## TRECHO
Opinião do Nassif: a Lava Jato e seus exageros

Como a falta de comando no MPF resultou, nos últimos anos, em ações anticorrupção mais onerosas para o país do que a própria corrupção
https://www.youtube.com/watch?v=sUrptQVTPgA width:700
 
Saiu na Ilustríssima da Folha S. Paulo, deste domingo (02), um belo artigo, escrito por Caio Farah Rodriguez, com o título ‘Além de enfrentar a corrupção, Lava Jato impõe capitalismo a empresários‘, mostrando a lógica sistêmica dos acordos de leniência. 
 
Farah Rodriguez não compara a Lava Jato com a operação italiana Mãos Limpas, mas sim compara com um caso que foi à Suprema Corte norte-americana em 1954, sobre a discriminação contra uma menina negra em uma escola. Na sentença, qual foi a ideia aplicada? Você tem hábitos arraigados de corrupção, discriminação, por exemplo, e o papel da sentença não é, meramente, punir, ela tem que definir uma maneira de romper com aquele sistema já estratificado. Então, nesse caso da menina, a escola foi obrigada a aceitá-la, mas, não apenas isso, teve que aplicar a condução adequada para a garota. Então, o distrito teve que providenciar a segurança dela. Assim, foi sendo criado todo um microuniverso em torno daquele ato para romper com hábitos estratificados.
 
No caso do acordo de leniência, Farah Rodriguez mostra idealmente quais seriam os reflexos da Lava Jato, mesmo com todos os erros cometidos. Então você pega uma grande empresa, por exemplo a Odebrecht, faz um acordo de leniência suficientemente severo, porque se não for cumprido o que se definiu no pacto a empresa acaba. Então isso obriga a empresa, dentro daquele universo dela, a estender as relações virtuosas a todo o seu corpo de fornecedores e de clientes, porque ela não pode mais aceitar o tipo de jogo ilegal.

## OBJETIVO 1
Edite os registros desde o início até a linha que contém "- data-label-bottom: 786: [1282, 179, 1320, 203]", inclusive, trocando "screenshot" por "image" e mantendo todo o resto inalterado. Apresente apenas essas linhas.
O texto e os registros não têm nenhuma relação entre si.

## MATERIAL FORNECIDO
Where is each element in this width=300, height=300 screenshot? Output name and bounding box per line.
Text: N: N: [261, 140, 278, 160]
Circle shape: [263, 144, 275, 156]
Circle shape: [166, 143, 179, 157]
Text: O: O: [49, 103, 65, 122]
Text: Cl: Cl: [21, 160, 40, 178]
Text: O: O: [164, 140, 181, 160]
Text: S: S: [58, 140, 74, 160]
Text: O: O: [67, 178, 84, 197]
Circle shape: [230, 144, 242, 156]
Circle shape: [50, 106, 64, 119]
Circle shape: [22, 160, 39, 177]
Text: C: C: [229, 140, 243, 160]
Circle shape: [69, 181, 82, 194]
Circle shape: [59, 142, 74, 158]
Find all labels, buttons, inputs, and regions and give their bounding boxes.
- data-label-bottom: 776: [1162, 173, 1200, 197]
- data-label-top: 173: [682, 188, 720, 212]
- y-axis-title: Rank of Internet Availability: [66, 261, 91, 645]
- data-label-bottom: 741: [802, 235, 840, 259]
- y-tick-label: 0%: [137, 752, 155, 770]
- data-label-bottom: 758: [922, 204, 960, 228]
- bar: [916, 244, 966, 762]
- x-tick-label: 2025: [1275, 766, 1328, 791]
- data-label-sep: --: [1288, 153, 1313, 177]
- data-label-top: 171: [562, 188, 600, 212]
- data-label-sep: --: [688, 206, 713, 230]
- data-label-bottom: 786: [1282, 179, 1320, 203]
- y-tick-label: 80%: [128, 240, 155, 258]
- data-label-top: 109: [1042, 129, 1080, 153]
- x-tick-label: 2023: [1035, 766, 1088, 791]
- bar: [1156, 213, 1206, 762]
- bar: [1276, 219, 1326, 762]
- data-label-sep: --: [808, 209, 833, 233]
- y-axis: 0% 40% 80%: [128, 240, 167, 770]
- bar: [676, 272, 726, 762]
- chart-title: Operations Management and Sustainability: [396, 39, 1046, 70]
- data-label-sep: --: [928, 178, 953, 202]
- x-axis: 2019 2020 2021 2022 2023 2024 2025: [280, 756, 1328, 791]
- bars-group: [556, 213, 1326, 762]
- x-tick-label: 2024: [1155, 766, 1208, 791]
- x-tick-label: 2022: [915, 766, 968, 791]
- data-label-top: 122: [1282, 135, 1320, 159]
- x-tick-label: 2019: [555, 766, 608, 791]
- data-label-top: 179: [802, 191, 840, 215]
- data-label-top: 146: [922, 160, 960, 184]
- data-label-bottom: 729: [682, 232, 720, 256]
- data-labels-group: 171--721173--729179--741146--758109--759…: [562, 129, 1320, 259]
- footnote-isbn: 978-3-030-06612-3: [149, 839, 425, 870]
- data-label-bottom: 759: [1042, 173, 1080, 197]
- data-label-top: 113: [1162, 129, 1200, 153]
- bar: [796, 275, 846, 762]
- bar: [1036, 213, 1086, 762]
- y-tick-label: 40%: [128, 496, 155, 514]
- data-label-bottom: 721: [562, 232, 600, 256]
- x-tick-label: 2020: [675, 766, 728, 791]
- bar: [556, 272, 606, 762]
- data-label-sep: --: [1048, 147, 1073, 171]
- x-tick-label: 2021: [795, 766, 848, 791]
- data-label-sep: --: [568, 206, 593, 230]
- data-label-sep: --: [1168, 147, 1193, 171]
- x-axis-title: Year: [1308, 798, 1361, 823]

## OBJETIVO 2
Retome o texto sobre a Lava Jato e os acordos de leniência a partir do ponto em que ele termina.

## RESULTADO DO EXERCÍCIO 1
Where is each element in this width=300, height=300 image? Output name and bounding box per line.
Text: N: N: [261, 140, 278, 160]
Circle shape: [263, 144, 275, 156]
Circle shape: [166, 143, 179, 157]
Text: O: O: [49, 103, 65, 122]
Text: Cl: Cl: [21, 160, 40, 178]
Text: O: O: [164, 140, 181, 160]
Text: S: S: [58, 140, 74, 160]
Text: O: O: [67, 178, 84, 197]
Circle shape: [230, 144, 242, 156]
Circle shape: [50, 106, 64, 119]
Circle shape: [22, 160, 39, 177]
Text: C: C: [229, 140, 243, 160]
Circle shape: [69, 181, 82, 194]
Circle shape: [59, 142, 74, 158]
Find all labels, buttons, inputs, and regions and give their bounding boxes.
- data-label-bottom: 776: [1162, 173, 1200, 197]
- data-label-top: 173: [682, 188, 720, 212]
- y-axis-title: Rank of Internet Availability: [66, 261, 91, 645]
- data-label-bottom: 741: [802, 235, 840, 259]
- y-tick-label: 0%: [137, 752, 155, 770]
- data-label-bottom: 758: [922, 204, 960, 228]
- bar: [916, 244, 966, 762]
- x-tick-label: 2025: [1275, 766, 1328, 791]
- data-label-sep: --: [1288, 153, 1313, 177]
- data-label-top: 171: [562, 188, 600, 212]
- data-label-sep: --: [688, 206, 713, 230]
- data-label-bottom: 786: [1282, 179, 1320, 203]

## RESULTADO DO EXERCÍCIO 2
Dessa forma você vai criando esses universos saneados, digamos, que acabam se ampliando e rompendo a cadeia da corrupção. No caso brasileiro, o artigo coloca bem isso, existe toda uma estrutura viciada, histórica e política que acabou virando regra em todas as relações com o setor público. 
 
Mas o artigo não aborda todos os eixos, entrando no campo jurídico, sociológico e político. Quando você lança ações anticorrupção com essa envergadura e com interesses partidários, claramente definidos, você confere um poder na ponta e está tratando com pessoas humanas, como se diz. No judiciário, sempre que você vê uma falha, uma fraqueza de um magistrado, de um ministro da alta corte, os juristas operadores do direito dizem: ‘mas ele é humano’. Mas esses são excessivamente humanos.
 
Então, o artigo analisa, conceitualmente, idealmente os desdobramentos da Lava Jato, mas não fala do conjunto de abusos que acabam cometendo quando não se tem comando a frente do Ministério Público. 
 
Vamos pegar um exemplo, do caso Gripen – Como o MPF criminalizou a compra do Gripen. Aqui eu uso um artigo do Roberto Godoy, repórter especialista do Estadão, muito bom, na área de defesa, chamado ‘Novo caça brasileiro começa a alçar voo’. A política foi um feito extraordinário para o Brasil, você teve a licitação do FX, inicialmente se queria o Sukhoi, da Suécia, mas os Estados Unidos pressionaram pela Boeing. Dilma acabau optando pelo Gripen, sueco, porque a aeronáutica tinha optado por ele, por ser o que permitia a maior transferência de tecnologia. 
 
Resultado: temos hoje os primeiros aviões que estão em teste. Assim que as 36 unidades começarem a chegar, em 2019, em pouco tempo o Brasil estará participando desse restrito universo dos países que vão disputar esse mercado dos aviões supersônicos. 
 
Tempos atrás, nos anos 1990, houve o projeto do Supertucano da FAAB, onde a Embraer participou do desenvolvimento. Com isso a empresa brasileira ganhou grande competência técnica nessa área de supersônicos, o que até então não tinha. O acumulo de conhecimento ajudou, posteriormente, a Embraer a lançar sua linha de aviões comerciais maiores. Do mesmo modo a tecnologia absorvida com o Gripen vai permitir grandes avanços na própria aviação civil. 
 
Esse programa, portanto, foi um processo sistêmico envolvendo Forças Armadas, a decisão política com o então ministro Nelson Jobim, com o Lula, principalmente, a Dilma refazendo o diagnóstico inicial e aceitando que o grande avanço seria a transferência de tecnologia. Porém, tudo isso foi resumido pelo Ministério Público a um caso de escândalo absolutamente inverossímil.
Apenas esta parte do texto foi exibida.